• Goal: In the passage below on Trump's style of right-wing politics, what did Trump famously declare in 2016?

• Quoted text:
Whereas, Trump, I think, is actually practicing a slightly different variation of right-wing politics, which is actually not very ideological, even if on particular issues he ends up haltingly and inconsistently sort of where DeSantis is. . . . But his is much more about individual judgment. Basically: “Vote for me, Trump, ‘I alone can fix it,’” as he famously declared in 2016. He alone can fix it. And that means: “You need me personally to look at the world, size up every situation as it is, and in the moment just decide to do X, Y or Z based on my feeling, based on the last person I talked to, based on some polling I saw, based on some Fox News segment I just watched and got me all revved up. . . .

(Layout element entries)
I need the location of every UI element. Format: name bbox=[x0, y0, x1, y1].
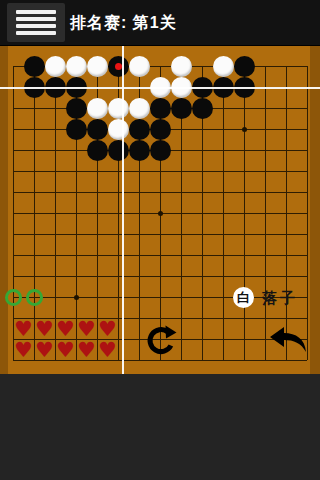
grid-line-horizontal bbox=[13, 276, 307, 277]
life-heart: ♥ bbox=[13, 318, 35, 340]
white-stone bbox=[129, 98, 150, 119]
star-point bbox=[242, 127, 247, 132]
black-stone bbox=[24, 56, 45, 77]
white-stone bbox=[129, 56, 150, 77]
life-heart: ♥ bbox=[97, 318, 119, 340]
star-point bbox=[158, 211, 163, 216]
life-heart: ♥ bbox=[55, 339, 77, 361]
bottom-panel bbox=[0, 374, 320, 480]
black-stone bbox=[150, 98, 171, 119]
white-stone bbox=[45, 56, 66, 77]
grid-line-horizontal bbox=[13, 255, 307, 256]
white-stone bbox=[87, 56, 108, 77]
life-heart: ♥ bbox=[97, 339, 119, 361]
black-stone bbox=[87, 119, 108, 140]
black-stone bbox=[171, 98, 192, 119]
black-stone bbox=[150, 119, 171, 140]
grid-line-vertical bbox=[265, 66, 266, 360]
grid-line-horizontal bbox=[13, 234, 307, 235]
black-stone bbox=[66, 119, 87, 140]
go-board[interactable]: 白 落子 ♥♥♥♥♥♥♥♥♥♥ bbox=[0, 45, 320, 374]
menu-button[interactable] bbox=[7, 3, 65, 42]
life-heart: ♥ bbox=[76, 339, 98, 361]
hint-circle bbox=[26, 289, 43, 306]
white-stone bbox=[108, 98, 129, 119]
life-heart: ♥ bbox=[76, 318, 98, 340]
white-stone bbox=[213, 56, 234, 77]
grid-line-vertical bbox=[307, 66, 308, 360]
undo-icon bbox=[270, 327, 306, 352]
turn-indicator-stone: 白 bbox=[233, 287, 254, 308]
white-stone bbox=[66, 56, 87, 77]
grid-line-vertical bbox=[244, 66, 245, 360]
hamburger-icon bbox=[16, 10, 56, 14]
white-stone bbox=[171, 56, 192, 77]
black-stone bbox=[87, 140, 108, 161]
black-stone bbox=[129, 140, 150, 161]
black-stone bbox=[192, 98, 213, 119]
life-heart: ♥ bbox=[34, 339, 56, 361]
black-stone bbox=[108, 56, 129, 77]
board-edge-left bbox=[0, 45, 8, 374]
life-heart: ♥ bbox=[13, 339, 35, 361]
crosshair-horizontal bbox=[0, 87, 320, 89]
last-move-marker bbox=[115, 63, 122, 70]
crosshair-vertical bbox=[122, 45, 124, 374]
hint-circle bbox=[5, 289, 22, 306]
black-stone bbox=[129, 119, 150, 140]
turn-indicator-label: 落子 bbox=[262, 289, 298, 308]
black-stone bbox=[234, 56, 255, 77]
star-point bbox=[74, 295, 79, 300]
grid-line-vertical bbox=[223, 66, 224, 360]
undo-button[interactable] bbox=[268, 327, 308, 353]
life-heart: ♥ bbox=[34, 318, 56, 340]
black-stone bbox=[66, 98, 87, 119]
white-stone bbox=[87, 98, 108, 119]
board-edge-right bbox=[310, 45, 320, 374]
page-title: 排名赛: 第1关 bbox=[70, 0, 177, 45]
app-bar: 排名赛: 第1关 bbox=[0, 0, 320, 46]
black-stone bbox=[150, 140, 171, 161]
white-stone bbox=[108, 119, 129, 140]
life-heart: ♥ bbox=[55, 318, 77, 340]
restart-button[interactable] bbox=[143, 324, 177, 358]
black-stone bbox=[108, 140, 129, 161]
grid-line-vertical bbox=[286, 66, 287, 360]
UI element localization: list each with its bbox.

• Answer to the exercise: "I alone can fix it."